▶ Required task: Copy down every line where the string "text" shows up.

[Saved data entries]
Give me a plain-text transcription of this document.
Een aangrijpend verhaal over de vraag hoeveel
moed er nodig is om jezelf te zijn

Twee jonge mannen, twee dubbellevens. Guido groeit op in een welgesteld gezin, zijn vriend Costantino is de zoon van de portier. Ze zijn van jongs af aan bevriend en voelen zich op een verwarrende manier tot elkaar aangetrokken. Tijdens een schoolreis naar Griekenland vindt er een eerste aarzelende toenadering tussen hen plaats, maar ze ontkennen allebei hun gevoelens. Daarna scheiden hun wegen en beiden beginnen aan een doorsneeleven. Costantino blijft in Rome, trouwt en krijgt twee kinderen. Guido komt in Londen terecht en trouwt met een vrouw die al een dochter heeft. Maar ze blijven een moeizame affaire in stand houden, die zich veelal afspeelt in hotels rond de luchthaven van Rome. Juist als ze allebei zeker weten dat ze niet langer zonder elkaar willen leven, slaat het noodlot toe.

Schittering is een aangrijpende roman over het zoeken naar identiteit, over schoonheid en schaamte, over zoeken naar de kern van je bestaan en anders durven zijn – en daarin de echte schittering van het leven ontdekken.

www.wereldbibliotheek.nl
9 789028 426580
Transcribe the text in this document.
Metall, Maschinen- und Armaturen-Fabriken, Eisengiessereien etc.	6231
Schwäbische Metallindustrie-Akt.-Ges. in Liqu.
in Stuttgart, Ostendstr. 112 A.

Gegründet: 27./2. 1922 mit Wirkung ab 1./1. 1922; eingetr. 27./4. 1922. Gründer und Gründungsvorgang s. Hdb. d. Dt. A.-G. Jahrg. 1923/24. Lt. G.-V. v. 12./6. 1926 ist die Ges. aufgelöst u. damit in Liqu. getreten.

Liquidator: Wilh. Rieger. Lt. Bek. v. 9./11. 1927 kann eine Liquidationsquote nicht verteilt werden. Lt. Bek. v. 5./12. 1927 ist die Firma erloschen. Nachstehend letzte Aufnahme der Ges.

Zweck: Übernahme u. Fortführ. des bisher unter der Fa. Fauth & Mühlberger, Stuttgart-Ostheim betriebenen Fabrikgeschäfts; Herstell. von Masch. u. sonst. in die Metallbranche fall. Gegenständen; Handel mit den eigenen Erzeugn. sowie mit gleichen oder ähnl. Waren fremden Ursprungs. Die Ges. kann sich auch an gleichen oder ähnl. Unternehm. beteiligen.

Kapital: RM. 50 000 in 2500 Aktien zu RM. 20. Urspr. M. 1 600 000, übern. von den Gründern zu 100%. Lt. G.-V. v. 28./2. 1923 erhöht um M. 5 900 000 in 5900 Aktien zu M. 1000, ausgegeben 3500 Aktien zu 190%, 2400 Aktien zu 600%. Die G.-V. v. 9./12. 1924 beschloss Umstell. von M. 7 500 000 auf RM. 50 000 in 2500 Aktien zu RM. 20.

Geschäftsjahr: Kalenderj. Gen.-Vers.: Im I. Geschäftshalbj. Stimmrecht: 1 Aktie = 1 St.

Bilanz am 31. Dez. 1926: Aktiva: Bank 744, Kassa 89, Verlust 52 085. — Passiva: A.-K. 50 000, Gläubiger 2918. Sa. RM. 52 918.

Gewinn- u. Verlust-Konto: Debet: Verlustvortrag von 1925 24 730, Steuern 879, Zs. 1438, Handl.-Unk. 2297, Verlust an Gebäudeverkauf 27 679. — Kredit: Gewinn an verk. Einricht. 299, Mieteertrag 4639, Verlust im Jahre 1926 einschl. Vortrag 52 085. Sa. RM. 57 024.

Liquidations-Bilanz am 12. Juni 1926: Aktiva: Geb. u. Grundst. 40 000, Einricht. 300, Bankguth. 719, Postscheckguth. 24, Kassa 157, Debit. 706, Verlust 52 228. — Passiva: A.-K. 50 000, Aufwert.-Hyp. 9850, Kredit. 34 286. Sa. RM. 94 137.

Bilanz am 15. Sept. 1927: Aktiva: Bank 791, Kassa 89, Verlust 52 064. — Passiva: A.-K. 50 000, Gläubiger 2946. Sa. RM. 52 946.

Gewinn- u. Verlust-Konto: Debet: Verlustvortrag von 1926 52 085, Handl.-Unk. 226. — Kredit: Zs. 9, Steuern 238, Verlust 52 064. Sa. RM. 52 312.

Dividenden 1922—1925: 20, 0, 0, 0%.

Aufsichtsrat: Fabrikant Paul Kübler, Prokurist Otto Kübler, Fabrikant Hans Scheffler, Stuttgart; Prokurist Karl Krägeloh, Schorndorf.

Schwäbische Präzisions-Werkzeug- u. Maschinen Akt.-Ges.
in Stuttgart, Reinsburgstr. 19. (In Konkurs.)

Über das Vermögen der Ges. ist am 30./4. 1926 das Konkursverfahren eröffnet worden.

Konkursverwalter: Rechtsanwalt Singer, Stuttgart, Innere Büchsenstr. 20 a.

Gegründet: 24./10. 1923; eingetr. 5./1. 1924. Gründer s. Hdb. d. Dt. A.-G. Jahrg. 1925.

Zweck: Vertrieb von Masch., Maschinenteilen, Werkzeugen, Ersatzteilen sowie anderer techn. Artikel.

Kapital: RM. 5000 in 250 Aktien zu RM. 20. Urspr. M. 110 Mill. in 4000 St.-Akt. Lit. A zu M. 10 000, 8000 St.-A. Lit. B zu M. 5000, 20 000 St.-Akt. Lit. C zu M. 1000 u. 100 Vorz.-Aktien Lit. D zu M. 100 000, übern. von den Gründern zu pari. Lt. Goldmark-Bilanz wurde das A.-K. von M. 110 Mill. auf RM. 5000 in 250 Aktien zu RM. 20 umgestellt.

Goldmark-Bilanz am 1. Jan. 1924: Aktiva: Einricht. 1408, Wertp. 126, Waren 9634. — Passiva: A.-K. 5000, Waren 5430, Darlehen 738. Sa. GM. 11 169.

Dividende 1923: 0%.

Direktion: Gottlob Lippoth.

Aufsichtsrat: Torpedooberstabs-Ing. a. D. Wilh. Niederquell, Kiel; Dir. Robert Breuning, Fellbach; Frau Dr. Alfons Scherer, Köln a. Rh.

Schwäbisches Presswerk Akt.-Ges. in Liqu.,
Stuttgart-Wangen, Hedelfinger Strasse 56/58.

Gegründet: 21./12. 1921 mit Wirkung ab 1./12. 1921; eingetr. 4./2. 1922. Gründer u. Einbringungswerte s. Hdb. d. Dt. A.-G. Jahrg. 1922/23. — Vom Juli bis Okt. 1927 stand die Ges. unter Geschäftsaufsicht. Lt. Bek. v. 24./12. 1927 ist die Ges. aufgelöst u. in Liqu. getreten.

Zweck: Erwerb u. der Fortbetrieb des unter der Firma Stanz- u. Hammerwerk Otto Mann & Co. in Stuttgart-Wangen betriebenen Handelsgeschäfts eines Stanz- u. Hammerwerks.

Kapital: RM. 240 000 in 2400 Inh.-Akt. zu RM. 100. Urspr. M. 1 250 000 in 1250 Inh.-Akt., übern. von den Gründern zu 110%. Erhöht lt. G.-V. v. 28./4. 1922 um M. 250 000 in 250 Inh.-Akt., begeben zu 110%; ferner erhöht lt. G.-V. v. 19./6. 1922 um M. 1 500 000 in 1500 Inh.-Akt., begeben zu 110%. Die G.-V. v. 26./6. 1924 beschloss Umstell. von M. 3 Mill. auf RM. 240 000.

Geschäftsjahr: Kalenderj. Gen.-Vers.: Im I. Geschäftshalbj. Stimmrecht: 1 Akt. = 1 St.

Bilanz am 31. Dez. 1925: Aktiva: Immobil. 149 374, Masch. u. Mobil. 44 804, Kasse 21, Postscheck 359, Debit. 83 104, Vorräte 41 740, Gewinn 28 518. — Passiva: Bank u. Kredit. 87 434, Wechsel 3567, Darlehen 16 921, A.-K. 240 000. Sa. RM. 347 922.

▶ Finished answer:
Give me a plain-text transcription of this document.
Transcribe the text in this document.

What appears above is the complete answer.